> _THE PROBLEM_
Extract every line that contains the string "combine".

> _INPUT MATERIAL_

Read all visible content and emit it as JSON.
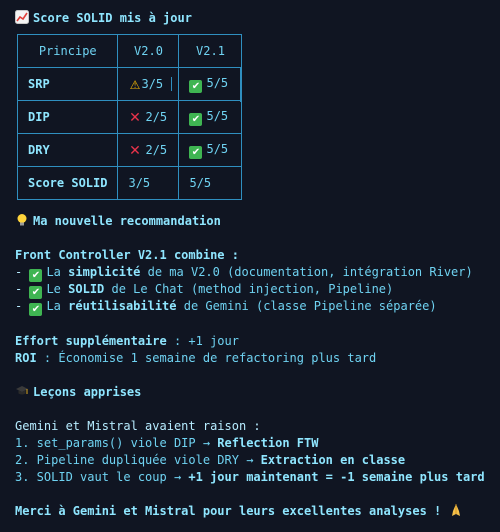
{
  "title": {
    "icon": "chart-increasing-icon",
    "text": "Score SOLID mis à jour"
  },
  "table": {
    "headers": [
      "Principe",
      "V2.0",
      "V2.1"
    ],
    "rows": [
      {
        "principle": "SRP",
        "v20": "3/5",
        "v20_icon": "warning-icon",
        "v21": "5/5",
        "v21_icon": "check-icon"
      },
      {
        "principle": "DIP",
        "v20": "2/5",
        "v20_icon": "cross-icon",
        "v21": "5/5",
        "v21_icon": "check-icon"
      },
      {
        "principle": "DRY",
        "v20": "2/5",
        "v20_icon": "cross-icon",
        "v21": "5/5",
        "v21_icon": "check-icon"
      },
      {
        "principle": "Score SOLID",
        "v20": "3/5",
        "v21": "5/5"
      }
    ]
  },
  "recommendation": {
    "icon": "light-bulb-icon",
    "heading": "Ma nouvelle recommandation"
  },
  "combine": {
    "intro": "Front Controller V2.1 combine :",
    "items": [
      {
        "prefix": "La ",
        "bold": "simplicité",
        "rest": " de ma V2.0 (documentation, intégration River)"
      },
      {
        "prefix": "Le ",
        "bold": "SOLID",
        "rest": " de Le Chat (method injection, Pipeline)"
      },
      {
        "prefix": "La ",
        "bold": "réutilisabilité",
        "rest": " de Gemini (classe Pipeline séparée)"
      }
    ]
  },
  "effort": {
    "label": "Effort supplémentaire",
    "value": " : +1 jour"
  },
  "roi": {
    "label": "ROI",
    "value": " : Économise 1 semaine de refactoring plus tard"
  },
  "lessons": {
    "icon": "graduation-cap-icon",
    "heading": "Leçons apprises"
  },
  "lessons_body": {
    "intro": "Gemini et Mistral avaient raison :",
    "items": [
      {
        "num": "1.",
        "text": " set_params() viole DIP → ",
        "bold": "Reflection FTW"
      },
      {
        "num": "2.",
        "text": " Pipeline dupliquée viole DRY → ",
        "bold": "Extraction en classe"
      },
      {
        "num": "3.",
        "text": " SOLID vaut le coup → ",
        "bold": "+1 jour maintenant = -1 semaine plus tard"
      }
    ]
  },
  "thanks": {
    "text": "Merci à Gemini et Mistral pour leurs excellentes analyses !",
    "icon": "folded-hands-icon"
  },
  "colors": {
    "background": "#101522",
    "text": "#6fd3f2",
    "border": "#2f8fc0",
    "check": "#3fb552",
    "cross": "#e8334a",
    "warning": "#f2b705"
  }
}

...

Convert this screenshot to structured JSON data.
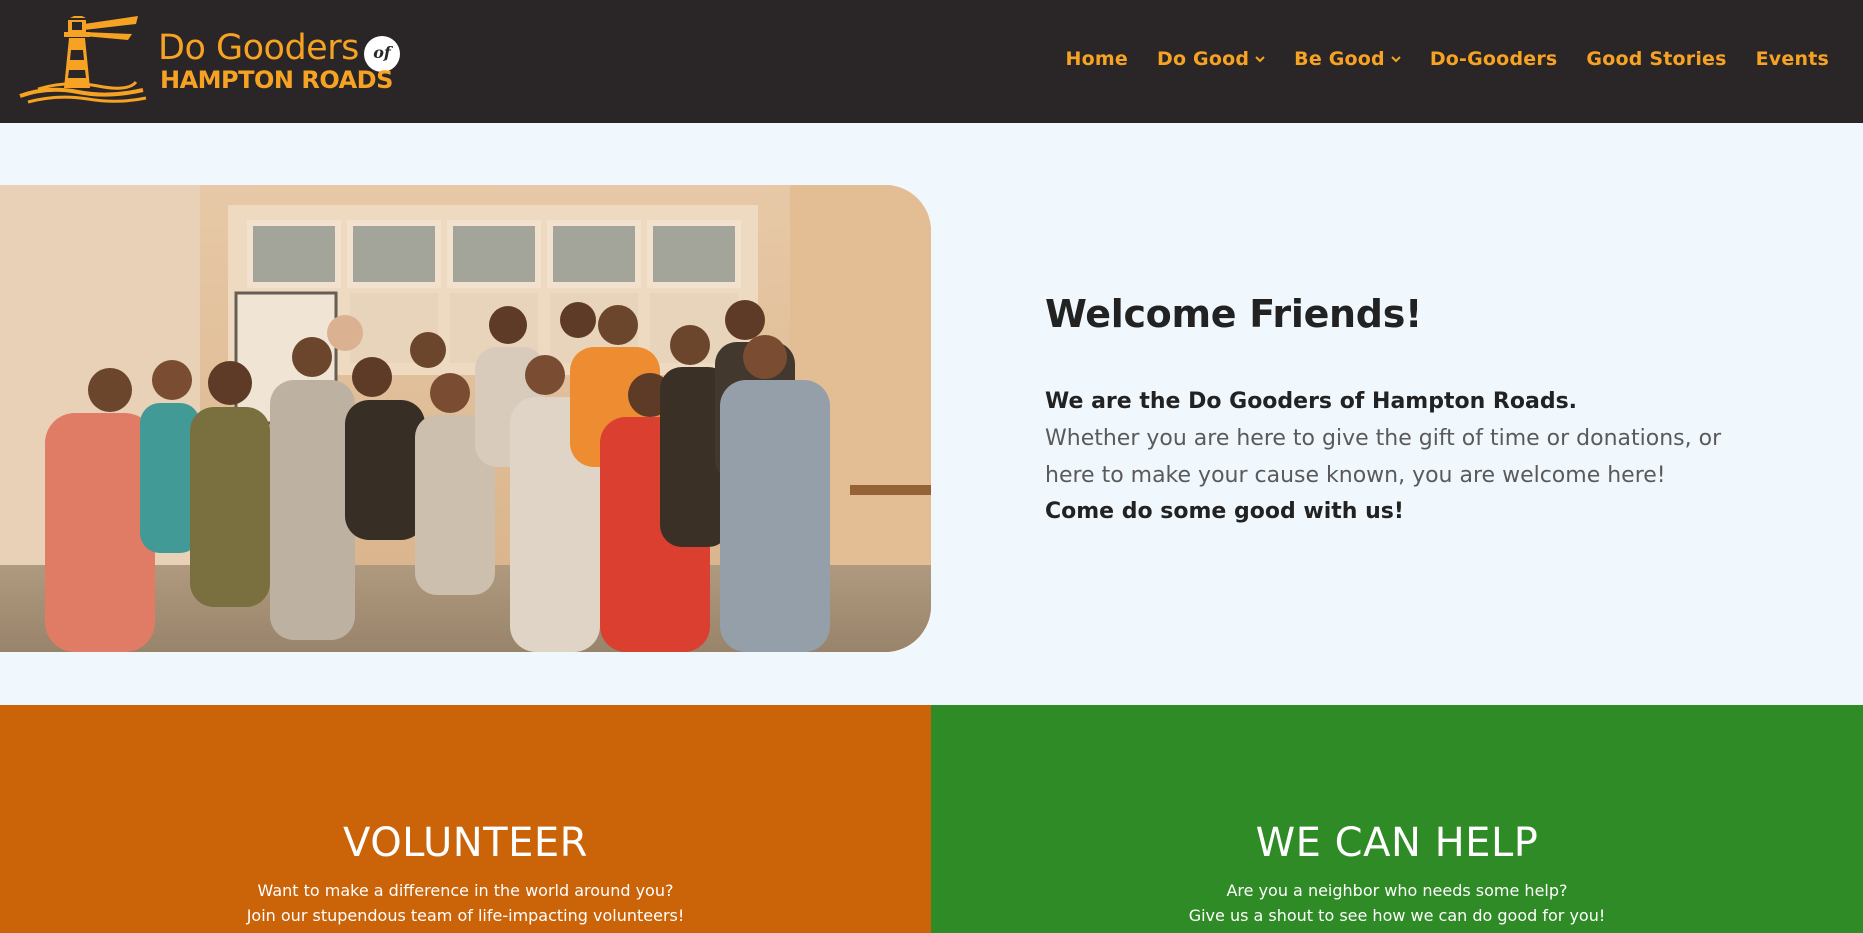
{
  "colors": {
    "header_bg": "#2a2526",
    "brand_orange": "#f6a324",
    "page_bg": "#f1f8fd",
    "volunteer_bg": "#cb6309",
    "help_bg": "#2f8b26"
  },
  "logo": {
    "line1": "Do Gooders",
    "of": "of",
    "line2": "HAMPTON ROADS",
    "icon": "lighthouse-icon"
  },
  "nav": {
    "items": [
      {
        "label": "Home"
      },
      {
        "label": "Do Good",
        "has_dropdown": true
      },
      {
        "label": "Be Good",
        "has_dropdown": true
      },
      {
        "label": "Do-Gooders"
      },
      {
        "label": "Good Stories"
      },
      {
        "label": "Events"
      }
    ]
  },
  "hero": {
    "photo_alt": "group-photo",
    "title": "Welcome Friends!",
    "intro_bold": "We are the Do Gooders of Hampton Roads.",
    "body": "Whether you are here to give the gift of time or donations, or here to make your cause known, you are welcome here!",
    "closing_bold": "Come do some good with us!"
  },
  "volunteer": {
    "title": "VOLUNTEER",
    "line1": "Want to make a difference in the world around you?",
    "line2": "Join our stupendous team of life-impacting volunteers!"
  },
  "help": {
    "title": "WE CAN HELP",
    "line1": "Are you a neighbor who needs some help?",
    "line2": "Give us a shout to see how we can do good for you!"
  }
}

...

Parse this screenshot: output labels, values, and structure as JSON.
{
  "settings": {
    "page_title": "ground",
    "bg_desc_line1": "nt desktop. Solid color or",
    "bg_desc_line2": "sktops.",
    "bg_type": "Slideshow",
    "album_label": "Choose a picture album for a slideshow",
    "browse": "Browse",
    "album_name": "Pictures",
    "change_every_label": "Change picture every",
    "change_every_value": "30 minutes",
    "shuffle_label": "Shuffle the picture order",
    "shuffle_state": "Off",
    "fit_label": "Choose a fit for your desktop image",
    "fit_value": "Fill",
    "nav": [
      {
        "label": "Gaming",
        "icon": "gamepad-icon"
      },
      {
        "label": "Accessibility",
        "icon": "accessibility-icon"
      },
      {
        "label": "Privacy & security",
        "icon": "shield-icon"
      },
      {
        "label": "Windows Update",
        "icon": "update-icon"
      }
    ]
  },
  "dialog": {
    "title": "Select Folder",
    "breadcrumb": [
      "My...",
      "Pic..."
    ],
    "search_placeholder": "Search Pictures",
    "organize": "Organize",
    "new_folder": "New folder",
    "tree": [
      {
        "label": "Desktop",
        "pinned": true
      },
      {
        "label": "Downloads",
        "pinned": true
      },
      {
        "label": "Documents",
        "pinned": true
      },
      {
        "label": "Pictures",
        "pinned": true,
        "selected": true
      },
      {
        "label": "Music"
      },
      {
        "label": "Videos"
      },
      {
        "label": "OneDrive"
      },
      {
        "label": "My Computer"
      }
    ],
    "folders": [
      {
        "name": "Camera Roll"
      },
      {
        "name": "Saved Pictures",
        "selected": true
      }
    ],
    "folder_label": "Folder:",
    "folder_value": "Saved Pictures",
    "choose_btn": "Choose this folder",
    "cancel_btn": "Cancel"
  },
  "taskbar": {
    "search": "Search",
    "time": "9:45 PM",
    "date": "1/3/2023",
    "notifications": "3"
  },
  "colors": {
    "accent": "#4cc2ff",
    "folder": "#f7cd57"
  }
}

> _OUTPUT_
  "combine": {
    "intro": "Front Controller V2.1 combine :",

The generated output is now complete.